» **What you will do**
Look for the word "active" in each line and report the count of matching lines, with nothing added.

***** Records shown

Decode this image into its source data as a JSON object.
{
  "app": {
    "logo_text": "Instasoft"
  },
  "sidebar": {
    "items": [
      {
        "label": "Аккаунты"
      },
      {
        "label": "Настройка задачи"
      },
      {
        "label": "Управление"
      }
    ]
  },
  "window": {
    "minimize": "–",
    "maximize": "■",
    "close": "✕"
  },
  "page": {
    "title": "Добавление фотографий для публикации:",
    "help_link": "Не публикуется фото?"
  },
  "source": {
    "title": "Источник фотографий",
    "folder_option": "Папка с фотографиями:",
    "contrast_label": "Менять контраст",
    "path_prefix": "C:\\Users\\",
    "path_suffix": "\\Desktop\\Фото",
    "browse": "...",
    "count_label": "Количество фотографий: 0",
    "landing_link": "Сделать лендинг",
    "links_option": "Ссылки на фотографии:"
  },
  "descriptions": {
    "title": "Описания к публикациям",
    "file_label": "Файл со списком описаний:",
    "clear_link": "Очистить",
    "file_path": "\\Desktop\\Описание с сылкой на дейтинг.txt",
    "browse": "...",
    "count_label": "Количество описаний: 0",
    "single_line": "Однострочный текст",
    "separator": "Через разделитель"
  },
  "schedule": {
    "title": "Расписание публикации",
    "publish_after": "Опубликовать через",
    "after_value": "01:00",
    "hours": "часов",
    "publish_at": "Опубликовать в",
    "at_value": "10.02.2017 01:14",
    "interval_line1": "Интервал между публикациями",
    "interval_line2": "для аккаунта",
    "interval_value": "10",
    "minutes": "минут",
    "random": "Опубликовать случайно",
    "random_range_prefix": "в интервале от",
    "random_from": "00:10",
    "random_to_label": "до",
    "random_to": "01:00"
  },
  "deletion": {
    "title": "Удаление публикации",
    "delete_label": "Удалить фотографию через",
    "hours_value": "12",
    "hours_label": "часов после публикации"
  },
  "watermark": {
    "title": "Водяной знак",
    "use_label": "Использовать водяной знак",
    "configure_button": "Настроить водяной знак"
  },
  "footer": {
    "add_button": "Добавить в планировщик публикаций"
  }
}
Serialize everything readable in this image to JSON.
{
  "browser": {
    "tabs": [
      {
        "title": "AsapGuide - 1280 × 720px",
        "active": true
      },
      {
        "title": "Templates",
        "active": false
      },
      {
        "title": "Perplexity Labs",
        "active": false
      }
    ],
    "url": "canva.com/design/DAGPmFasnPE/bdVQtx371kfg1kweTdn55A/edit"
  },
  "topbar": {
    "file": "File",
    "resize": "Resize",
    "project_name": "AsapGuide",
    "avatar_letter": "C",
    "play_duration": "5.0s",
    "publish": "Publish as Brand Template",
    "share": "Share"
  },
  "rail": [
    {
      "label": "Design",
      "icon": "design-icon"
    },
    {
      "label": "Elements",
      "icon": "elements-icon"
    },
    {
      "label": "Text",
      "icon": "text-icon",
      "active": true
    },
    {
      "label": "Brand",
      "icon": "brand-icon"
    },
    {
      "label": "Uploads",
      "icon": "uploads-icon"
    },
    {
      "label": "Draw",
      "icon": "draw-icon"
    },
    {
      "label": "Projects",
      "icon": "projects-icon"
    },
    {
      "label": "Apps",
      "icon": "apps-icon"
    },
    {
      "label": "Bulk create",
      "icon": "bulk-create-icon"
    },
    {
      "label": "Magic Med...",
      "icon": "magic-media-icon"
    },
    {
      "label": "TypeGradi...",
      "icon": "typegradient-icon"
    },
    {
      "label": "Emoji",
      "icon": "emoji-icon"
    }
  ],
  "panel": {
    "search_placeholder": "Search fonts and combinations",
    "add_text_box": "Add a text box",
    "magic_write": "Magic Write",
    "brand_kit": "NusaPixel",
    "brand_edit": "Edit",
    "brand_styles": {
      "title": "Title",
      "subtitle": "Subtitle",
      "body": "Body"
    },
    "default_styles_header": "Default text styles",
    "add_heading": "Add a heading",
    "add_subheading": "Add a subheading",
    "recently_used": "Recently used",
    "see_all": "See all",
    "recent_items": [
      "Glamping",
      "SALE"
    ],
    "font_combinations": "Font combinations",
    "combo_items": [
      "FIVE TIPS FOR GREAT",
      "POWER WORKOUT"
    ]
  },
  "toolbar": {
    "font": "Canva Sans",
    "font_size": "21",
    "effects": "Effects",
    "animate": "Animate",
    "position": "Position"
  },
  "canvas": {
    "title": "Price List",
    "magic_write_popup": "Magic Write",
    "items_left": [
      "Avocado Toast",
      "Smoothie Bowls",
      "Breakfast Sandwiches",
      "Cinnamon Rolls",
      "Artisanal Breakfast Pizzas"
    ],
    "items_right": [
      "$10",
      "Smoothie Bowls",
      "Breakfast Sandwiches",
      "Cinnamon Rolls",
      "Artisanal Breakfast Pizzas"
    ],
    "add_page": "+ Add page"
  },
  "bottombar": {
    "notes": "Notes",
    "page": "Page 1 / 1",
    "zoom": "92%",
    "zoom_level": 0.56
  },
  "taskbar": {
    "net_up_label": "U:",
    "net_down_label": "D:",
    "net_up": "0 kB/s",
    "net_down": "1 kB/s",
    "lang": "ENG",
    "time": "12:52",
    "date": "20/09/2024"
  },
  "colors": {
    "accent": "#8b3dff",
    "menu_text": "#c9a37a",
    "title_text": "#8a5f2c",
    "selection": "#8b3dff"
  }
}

**********

» **Written solution**
4